◆ Set task:
Return the passage of the chunkserver email thread between "chunkServer.loglevel = DEBUG" and "that'd be great.", inclusive, copied word for word.

Hey Sriram,

To follow up on our IM conversation a few minutes ago I'll be adding
the debugging line to the chunkserver configs:

chunkServer.loglevel = DEBUG

And I'll send you the debug log if/when I can repro.

Thanks!

Josh

On Sun, Apr 19, 2009 at 4:01 PM, Sriram Rao <[email protected]> wrote:
> Hey Josh,
>
> Thanks for the logs. Any chance the chunkserver dropped a core file
> when it died?  If you can load that into gdb and get me backtrace,
> that'd be great.
>
> Sriram
>
> On Sun, Apr 19, 2009 at 1:03 PM, Josh Adams <[email protected]> wrote:
>> Hey Sriram, thanks for the quick response!  Looks like I saw this late
>> since you caught me on IM to get the logs.
>>
>> Josh
>>
>> On Sun, Apr 19, 2009 at 12:18 PM, Sriram Rao <[email protected]> wrote:
>>> Josh,
>>>
>>> I'd like to help you out.  What'd be good is if you can mail me the
>>> chunkserver logs (the one that has the problem).  The kfs-broker logs
>>> attached here are empty.
>>>
>>> Sriram
>>>
>>> On Sun, Apr 19, 2009 at 10:59 AM, Josh Adams <[email protected]> wrote:
>>>> Hi Doug,
>>>>
>>>> This morning something happened which caused the root RangeServer to
>>>> go down for good (even after multiple attempts to start it with
>>>> Hypertable.CommitLog.SkipErrors=true.)  There was no excessive load on
>>>> the system or memory exhaustion this time because I was not performing
>>>> heavy updates, it was just rolling along with realtime and all of a
>>>> sudden croaked.  I've narrowed it down to a likely culprit though...

◆ Data provided:
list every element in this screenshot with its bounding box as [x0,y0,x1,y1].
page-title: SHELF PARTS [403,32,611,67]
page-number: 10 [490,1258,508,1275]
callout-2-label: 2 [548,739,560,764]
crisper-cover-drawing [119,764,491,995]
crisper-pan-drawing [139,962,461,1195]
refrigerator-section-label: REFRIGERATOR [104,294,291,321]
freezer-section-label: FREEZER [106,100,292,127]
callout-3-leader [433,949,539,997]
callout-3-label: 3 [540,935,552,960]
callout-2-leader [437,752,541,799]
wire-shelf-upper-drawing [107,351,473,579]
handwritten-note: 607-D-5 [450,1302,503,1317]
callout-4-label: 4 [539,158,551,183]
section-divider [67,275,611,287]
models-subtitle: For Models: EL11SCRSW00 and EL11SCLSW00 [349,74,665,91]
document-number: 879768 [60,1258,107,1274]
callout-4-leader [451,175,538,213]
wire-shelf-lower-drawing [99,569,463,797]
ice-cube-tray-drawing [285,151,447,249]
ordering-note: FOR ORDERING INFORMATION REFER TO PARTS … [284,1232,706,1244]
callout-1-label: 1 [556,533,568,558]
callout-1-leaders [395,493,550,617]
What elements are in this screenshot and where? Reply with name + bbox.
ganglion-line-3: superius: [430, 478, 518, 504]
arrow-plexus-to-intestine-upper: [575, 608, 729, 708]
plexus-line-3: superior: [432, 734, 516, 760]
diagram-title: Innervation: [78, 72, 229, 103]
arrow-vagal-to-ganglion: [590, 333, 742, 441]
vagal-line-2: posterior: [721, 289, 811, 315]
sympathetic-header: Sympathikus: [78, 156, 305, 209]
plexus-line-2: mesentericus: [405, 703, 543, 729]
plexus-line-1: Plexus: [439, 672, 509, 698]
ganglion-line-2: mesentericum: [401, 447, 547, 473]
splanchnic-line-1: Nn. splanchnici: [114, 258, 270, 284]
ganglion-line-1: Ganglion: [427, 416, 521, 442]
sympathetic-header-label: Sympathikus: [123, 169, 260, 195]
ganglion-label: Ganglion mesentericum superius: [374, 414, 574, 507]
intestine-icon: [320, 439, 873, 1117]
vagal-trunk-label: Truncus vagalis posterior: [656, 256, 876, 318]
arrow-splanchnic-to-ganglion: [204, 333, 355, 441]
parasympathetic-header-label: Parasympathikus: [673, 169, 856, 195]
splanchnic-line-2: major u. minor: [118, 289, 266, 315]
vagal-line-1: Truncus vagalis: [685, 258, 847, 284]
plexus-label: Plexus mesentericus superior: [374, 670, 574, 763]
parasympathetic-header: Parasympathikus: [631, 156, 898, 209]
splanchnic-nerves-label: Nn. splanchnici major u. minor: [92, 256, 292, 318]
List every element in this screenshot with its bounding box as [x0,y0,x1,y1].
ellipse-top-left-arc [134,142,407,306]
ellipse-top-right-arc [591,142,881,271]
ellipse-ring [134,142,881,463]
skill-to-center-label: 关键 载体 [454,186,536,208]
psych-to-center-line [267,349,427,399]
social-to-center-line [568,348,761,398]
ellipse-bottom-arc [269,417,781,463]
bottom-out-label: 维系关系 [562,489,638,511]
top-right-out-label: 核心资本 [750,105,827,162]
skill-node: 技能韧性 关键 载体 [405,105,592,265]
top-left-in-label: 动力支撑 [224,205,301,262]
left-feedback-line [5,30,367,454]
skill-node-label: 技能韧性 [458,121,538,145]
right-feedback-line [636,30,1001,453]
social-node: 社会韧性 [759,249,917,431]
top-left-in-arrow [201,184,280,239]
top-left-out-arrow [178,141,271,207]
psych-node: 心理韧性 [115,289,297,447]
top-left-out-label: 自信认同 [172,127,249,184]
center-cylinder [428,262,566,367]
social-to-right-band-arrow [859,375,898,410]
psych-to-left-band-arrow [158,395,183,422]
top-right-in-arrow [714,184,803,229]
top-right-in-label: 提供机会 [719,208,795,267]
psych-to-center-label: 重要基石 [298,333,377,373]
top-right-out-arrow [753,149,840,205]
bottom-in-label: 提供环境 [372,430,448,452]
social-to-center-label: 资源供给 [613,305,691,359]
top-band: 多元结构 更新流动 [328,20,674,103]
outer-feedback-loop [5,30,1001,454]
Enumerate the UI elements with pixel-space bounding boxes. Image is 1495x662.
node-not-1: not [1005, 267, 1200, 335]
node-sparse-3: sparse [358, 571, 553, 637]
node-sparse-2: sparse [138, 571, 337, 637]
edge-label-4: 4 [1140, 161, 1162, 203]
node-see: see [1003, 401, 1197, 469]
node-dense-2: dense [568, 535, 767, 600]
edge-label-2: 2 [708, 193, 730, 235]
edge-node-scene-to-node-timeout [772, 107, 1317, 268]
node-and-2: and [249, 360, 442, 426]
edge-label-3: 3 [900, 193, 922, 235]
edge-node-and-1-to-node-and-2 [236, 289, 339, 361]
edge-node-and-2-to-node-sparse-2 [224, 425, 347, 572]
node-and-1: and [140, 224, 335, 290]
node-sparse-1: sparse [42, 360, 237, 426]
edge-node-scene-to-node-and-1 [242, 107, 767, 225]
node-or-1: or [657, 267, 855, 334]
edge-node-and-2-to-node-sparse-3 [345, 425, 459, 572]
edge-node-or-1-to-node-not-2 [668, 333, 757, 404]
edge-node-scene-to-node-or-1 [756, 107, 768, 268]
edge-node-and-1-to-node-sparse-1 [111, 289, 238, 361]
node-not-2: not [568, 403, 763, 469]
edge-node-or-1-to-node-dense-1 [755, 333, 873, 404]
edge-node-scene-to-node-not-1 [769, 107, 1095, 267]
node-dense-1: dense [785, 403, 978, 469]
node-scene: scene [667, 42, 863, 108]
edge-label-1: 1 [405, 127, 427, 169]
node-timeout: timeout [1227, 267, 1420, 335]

◆ The result:
chunkServer.loglevel = DEBUG

And I'll send you the debug log if/when I can repro.

Thanks!

Josh

On Sun, Apr 19, 2009 at 4:01 PM, Sriram Rao <[email protected]> wrote:
> Hey Josh,
>
> Thanks for the logs. Any chance the chunkserver dropped a core file
> when it died?  If you can load that into gdb and get me backtrace,
> that'd be great.